==== SUPPLIED ENTRIES

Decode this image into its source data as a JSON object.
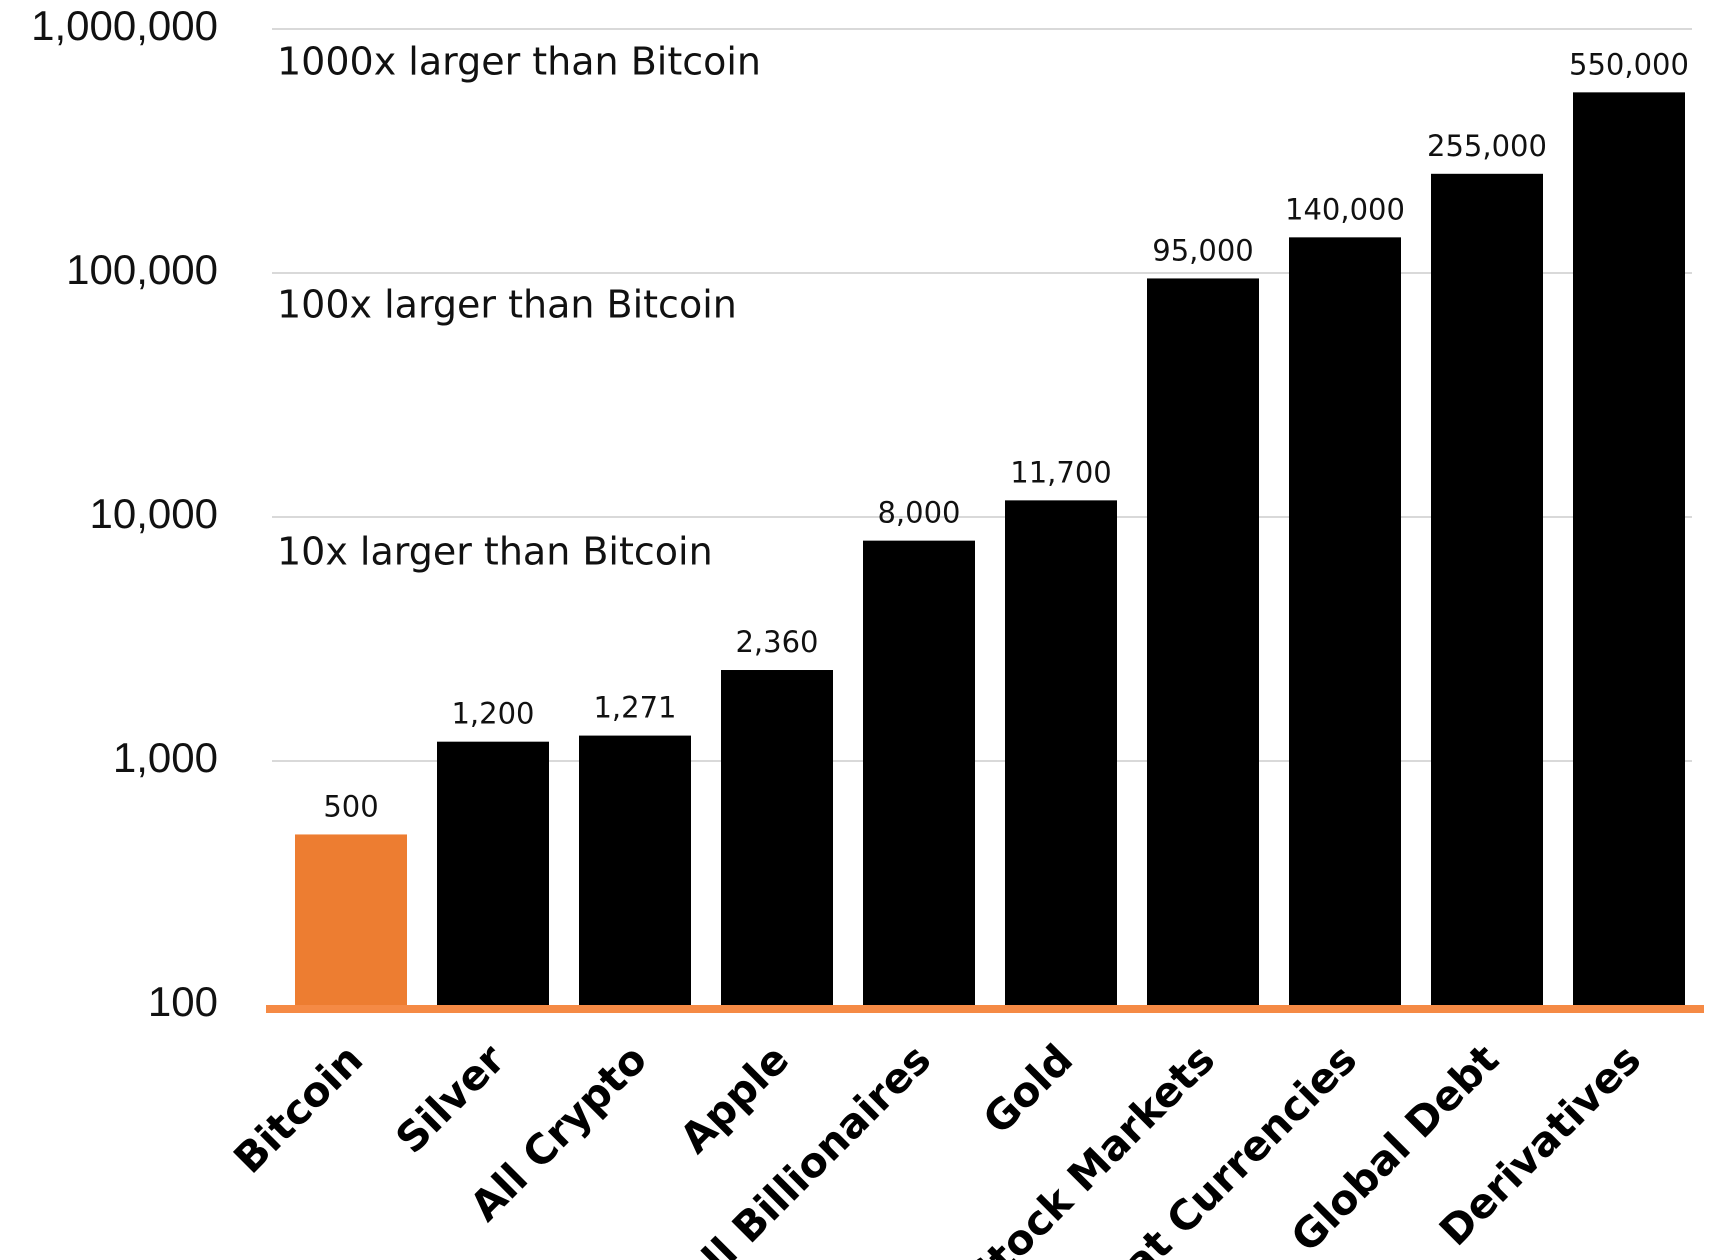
{
  "chart_data": {
    "type": "bar",
    "categories": [
      "Bitcoin",
      "Silver",
      "All Crypto",
      "Apple",
      "All Billionaires",
      "Gold",
      "Stock Markets",
      "Fiat Currencies",
      "Global Debt",
      "Derivatives"
    ],
    "values": [
      500,
      1200,
      1271,
      2360,
      8000,
      11700,
      95000,
      140000,
      255000,
      550000
    ],
    "value_labels": [
      "500",
      "1,200",
      "1,271",
      "2,360",
      "8,000",
      "11,700",
      "95,000",
      "140,000",
      "255,000",
      "550,000"
    ],
    "y_scale": "log",
    "ylim": [
      100,
      1000000
    ],
    "y_ticks": [
      100,
      1000,
      10000,
      100000,
      1000000
    ],
    "y_tick_labels": [
      "100",
      "1,000",
      "10,000",
      "100,000",
      "1,000,000"
    ],
    "grid": true,
    "annotations": [
      {
        "text": "10x larger than Bitcoin",
        "y": 10000
      },
      {
        "text": "100x larger than Bitcoin",
        "y": 100000
      },
      {
        "text": "1000x larger than Bitcoin",
        "y": 1000000
      }
    ],
    "colors": {
      "highlight": "#ED7D31",
      "bar": "#000000",
      "baseline": "#F58A45",
      "grid": "#D9D9D9"
    },
    "highlight_category": "Bitcoin",
    "title": "",
    "xlabel": "",
    "ylabel": ""
  }
}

========

WHAT IS NEEDED.
Pictures stay out of the copy; please restate every record above exactly.

TASK RESPONSE.
Decode this image into its source data as a JSON object.
{
  "chart_data": {
    "type": "bar",
    "categories": [
      "Bitcoin",
      "Silver",
      "All Crypto",
      "Apple",
      "All Billionaires",
      "Gold",
      "Stock Markets",
      "Fiat Currencies",
      "Global Debt",
      "Derivatives"
    ],
    "values": [
      500,
      1200,
      1271,
      2360,
      8000,
      11700,
      95000,
      140000,
      255000,
      550000
    ],
    "value_labels": [
      "500",
      "1,200",
      "1,271",
      "2,360",
      "8,000",
      "11,700",
      "95,000",
      "140,000",
      "255,000",
      "550,000"
    ],
    "y_scale": "log",
    "ylim": [
      100,
      1000000
    ],
    "y_ticks": [
      100,
      1000,
      10000,
      100000,
      1000000
    ],
    "y_tick_labels": [
      "100",
      "1,000",
      "10,000",
      "100,000",
      "1,000,000"
    ],
    "grid": true,
    "annotations": [
      {
        "text": "10x larger than Bitcoin",
        "y": 10000
      },
      {
        "text": "100x larger than Bitcoin",
        "y": 100000
      },
      {
        "text": "1000x larger than Bitcoin",
        "y": 1000000
      }
    ],
    "colors": {
      "highlight": "#ED7D31",
      "bar": "#000000",
      "baseline": "#F58A45",
      "grid": "#D9D9D9"
    },
    "highlight_category": "Bitcoin",
    "title": "",
    "xlabel": "",
    "ylabel": ""
  }
}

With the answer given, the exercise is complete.